Exercise:
Switch "navigator-date" to "slider-date" in the lines starting with the line with "I need the location" and going on through the line with "navigator-handle[interactable] [625, 643, 633, 680]", leaving everything else unchanged. Give back only those lines, without the pictures.
***** Extracted entries
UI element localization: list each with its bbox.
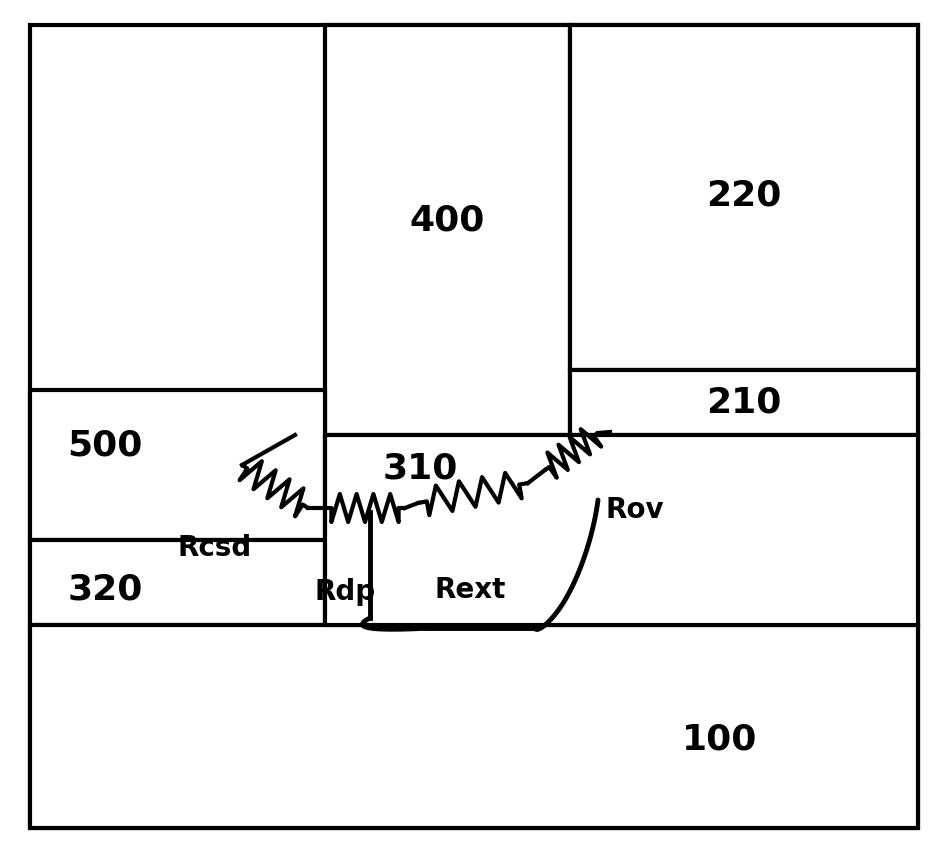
**********
***** Extracted entries
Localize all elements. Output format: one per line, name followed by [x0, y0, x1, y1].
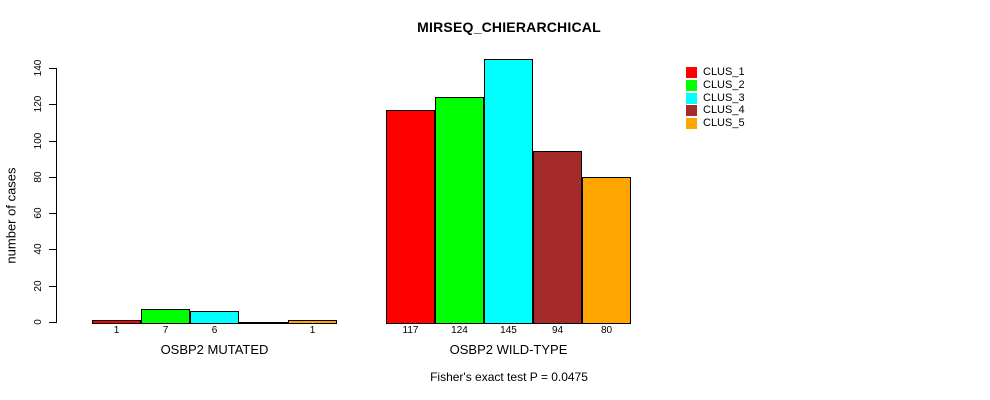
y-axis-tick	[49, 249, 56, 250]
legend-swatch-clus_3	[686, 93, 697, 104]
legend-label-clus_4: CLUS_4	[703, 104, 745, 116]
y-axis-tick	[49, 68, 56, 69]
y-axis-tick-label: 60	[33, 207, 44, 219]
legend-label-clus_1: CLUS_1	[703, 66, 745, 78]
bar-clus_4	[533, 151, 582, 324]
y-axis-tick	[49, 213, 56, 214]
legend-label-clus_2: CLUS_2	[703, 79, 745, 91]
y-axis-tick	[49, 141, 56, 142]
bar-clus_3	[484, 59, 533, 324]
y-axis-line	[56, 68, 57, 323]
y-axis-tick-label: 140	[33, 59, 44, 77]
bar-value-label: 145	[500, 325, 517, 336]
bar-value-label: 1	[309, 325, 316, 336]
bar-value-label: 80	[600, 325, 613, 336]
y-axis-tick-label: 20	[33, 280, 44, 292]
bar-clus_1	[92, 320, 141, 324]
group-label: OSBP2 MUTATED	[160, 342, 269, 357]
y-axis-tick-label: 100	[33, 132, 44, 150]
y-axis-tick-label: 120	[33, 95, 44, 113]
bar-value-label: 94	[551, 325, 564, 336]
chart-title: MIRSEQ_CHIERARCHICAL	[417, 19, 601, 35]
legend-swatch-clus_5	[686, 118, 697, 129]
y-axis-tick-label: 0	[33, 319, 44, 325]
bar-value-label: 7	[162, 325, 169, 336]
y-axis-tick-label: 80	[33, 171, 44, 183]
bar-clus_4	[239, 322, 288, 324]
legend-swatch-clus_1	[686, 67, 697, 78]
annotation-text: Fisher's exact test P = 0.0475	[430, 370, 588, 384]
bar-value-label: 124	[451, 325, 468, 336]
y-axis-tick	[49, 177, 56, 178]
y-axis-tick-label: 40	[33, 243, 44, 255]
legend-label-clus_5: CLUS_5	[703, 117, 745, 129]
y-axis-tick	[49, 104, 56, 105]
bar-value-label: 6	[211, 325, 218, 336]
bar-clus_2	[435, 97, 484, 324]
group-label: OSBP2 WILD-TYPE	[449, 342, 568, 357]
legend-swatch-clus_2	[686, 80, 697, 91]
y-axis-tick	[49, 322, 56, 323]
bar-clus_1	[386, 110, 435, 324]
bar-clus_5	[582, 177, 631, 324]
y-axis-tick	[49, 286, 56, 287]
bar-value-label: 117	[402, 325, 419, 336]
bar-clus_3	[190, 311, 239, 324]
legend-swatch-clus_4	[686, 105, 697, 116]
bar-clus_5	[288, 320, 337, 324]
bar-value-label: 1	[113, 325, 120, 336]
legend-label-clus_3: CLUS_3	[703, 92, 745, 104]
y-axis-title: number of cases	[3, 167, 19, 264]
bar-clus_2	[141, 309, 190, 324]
**********
***** Extracted entries
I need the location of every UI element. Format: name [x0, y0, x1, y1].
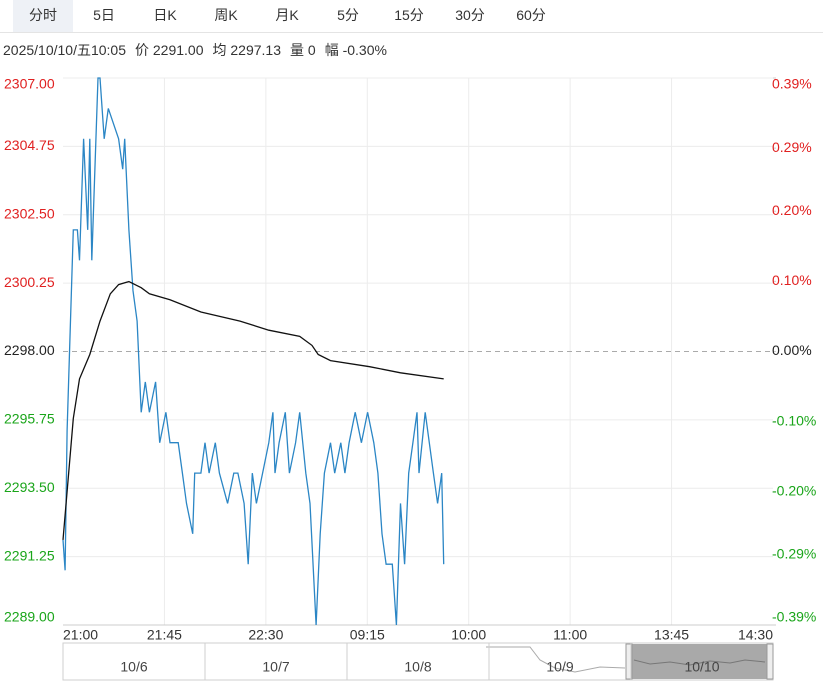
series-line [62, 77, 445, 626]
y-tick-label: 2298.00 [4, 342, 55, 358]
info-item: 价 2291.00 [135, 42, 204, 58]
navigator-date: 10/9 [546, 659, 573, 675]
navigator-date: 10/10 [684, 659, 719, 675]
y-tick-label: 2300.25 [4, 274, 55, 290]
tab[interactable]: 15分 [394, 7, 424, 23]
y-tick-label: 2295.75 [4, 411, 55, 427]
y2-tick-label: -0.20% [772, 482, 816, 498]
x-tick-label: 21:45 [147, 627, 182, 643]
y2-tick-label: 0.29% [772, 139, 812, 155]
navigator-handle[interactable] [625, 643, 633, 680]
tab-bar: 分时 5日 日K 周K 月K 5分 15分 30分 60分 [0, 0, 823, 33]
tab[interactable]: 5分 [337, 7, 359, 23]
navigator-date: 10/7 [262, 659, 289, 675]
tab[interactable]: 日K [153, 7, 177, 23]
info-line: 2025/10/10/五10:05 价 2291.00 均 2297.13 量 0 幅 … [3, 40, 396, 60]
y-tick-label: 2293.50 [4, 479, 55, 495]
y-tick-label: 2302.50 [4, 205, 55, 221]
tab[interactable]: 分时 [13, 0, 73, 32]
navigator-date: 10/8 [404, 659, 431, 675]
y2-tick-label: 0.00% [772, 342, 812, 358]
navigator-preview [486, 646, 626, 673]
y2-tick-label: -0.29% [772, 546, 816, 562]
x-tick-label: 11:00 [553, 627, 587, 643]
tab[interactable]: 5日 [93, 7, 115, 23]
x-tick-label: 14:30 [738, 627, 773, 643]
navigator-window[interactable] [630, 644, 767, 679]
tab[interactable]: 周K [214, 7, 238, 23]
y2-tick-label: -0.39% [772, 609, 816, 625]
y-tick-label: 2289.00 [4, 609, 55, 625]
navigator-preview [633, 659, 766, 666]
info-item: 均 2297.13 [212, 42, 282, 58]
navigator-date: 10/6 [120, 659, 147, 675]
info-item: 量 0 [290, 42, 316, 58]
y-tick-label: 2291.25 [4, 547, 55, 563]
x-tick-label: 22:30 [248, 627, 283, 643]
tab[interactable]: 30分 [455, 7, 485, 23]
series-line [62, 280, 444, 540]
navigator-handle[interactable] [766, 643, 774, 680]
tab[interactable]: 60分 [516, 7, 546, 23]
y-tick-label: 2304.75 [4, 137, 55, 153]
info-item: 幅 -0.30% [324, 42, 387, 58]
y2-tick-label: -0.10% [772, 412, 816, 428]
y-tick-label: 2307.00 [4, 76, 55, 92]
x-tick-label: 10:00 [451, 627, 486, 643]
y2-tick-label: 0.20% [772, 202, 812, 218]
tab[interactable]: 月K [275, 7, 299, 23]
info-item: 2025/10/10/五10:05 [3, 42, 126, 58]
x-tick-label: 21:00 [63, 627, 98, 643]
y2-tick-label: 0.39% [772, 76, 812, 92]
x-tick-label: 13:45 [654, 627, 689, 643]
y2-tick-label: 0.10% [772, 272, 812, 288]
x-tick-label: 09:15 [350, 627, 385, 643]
**********
Written answer:
I need the location of every UI element. Format: name [x0, y0, x1, y1].
series-line [62, 77, 445, 626]
y-tick-label: 2298.00 [4, 342, 55, 358]
info-item: 价 2291.00 [135, 42, 204, 58]
slider-date: 10/9 [546, 659, 573, 675]
slider-date: 10/10 [684, 659, 719, 675]
y-tick-label: 2300.25 [4, 274, 55, 290]
tab[interactable]: 15分 [394, 7, 424, 23]
y-tick-label: 2295.75 [4, 411, 55, 427]
y2-tick-label: -0.20% [772, 482, 816, 498]
x-tick-label: 21:45 [147, 627, 182, 643]
y2-tick-label: 0.29% [772, 139, 812, 155]
navigator-handle[interactable] [625, 643, 633, 680]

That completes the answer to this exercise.